* Written request *
Pick out each line of the records that includes the string "when", and copy it.

* Data excerpts *
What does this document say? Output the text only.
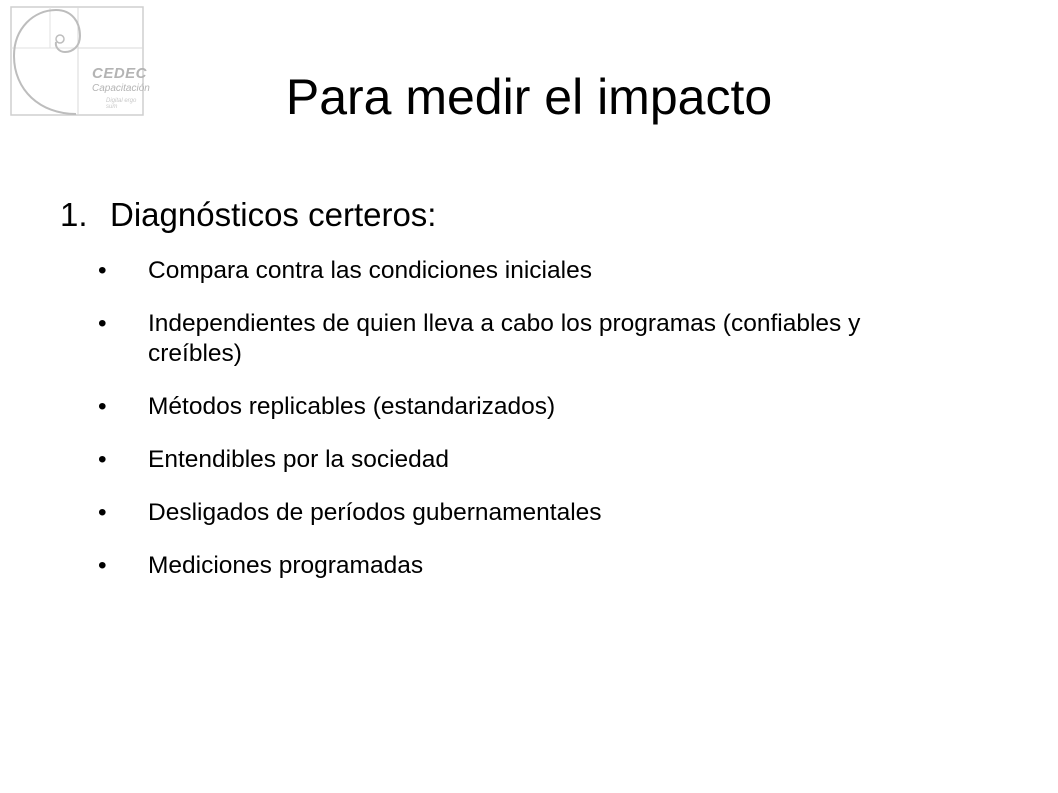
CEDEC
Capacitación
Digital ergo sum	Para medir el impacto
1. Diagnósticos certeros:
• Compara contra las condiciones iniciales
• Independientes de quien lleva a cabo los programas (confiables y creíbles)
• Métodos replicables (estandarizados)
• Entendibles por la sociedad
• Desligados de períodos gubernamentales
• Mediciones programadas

==

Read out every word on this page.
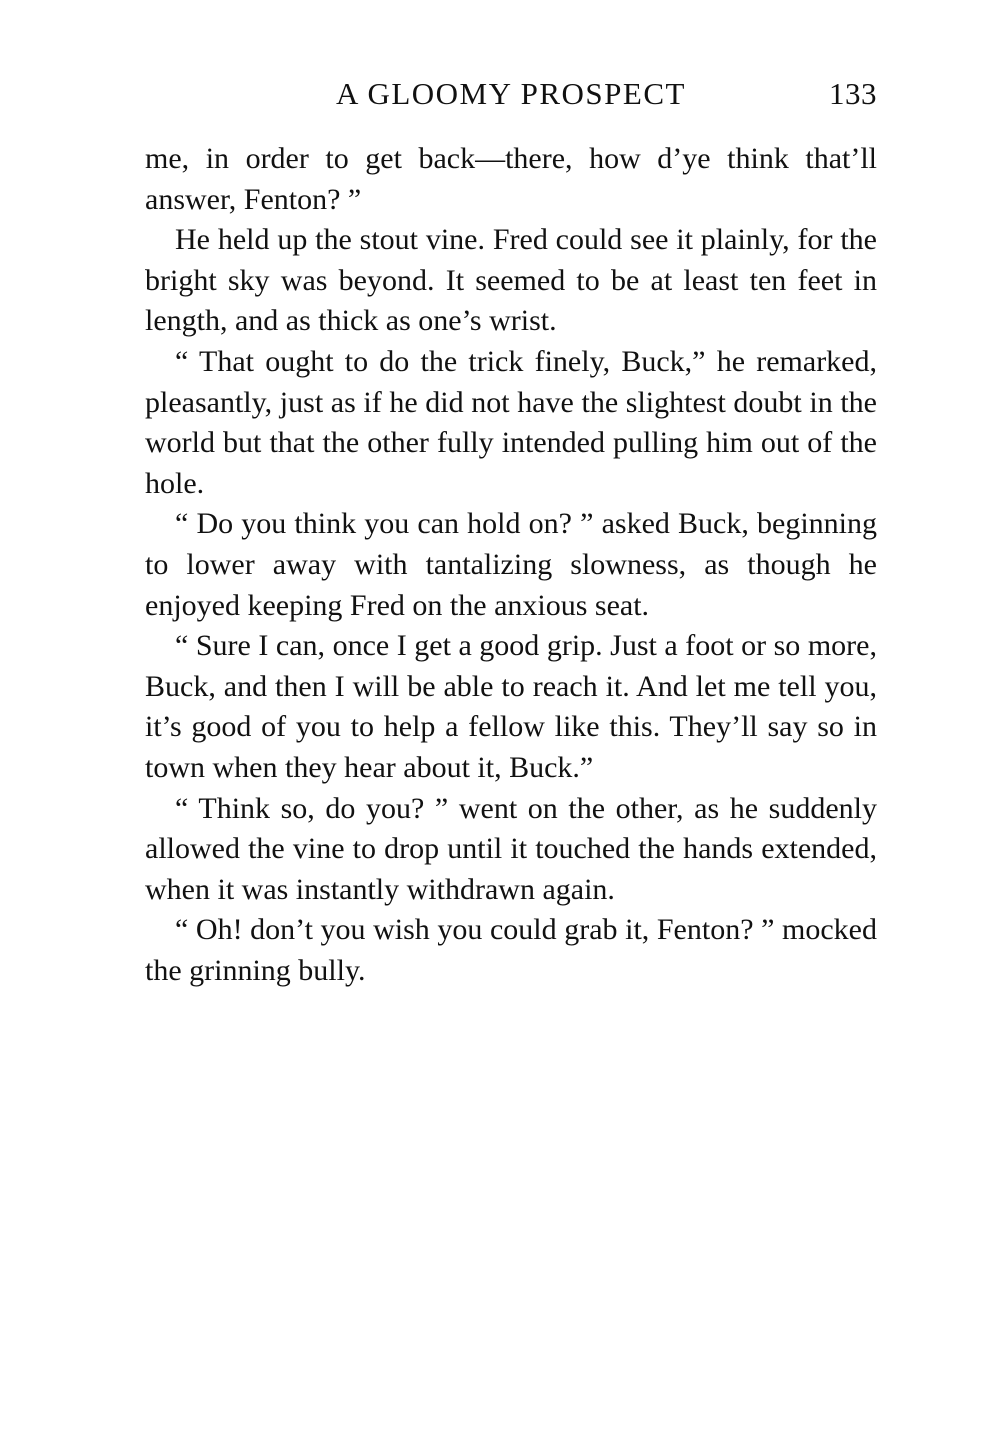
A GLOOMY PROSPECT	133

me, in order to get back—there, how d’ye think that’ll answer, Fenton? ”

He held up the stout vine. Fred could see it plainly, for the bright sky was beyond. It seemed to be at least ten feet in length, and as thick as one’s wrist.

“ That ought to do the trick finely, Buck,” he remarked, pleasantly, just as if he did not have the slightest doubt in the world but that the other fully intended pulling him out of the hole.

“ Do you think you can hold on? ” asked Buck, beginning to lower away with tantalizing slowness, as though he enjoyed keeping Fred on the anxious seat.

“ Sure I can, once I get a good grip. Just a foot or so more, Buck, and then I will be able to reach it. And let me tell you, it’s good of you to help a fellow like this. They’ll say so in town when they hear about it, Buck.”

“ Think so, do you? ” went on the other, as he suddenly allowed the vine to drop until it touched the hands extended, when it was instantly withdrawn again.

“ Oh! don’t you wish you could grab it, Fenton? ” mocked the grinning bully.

* Result for this task *
“ Sure I can, once I get a good grip. Just a foot or so more, Buck, and then I will be able to reach it. And let me tell you, it’s good of you to help a fellow like this. They’ll say so in town when they hear about it, Buck.”
“ Think so, do you? ” went on the other, as he suddenly allowed the vine to drop until it touched the hands extended, when it was instantly withdrawn again.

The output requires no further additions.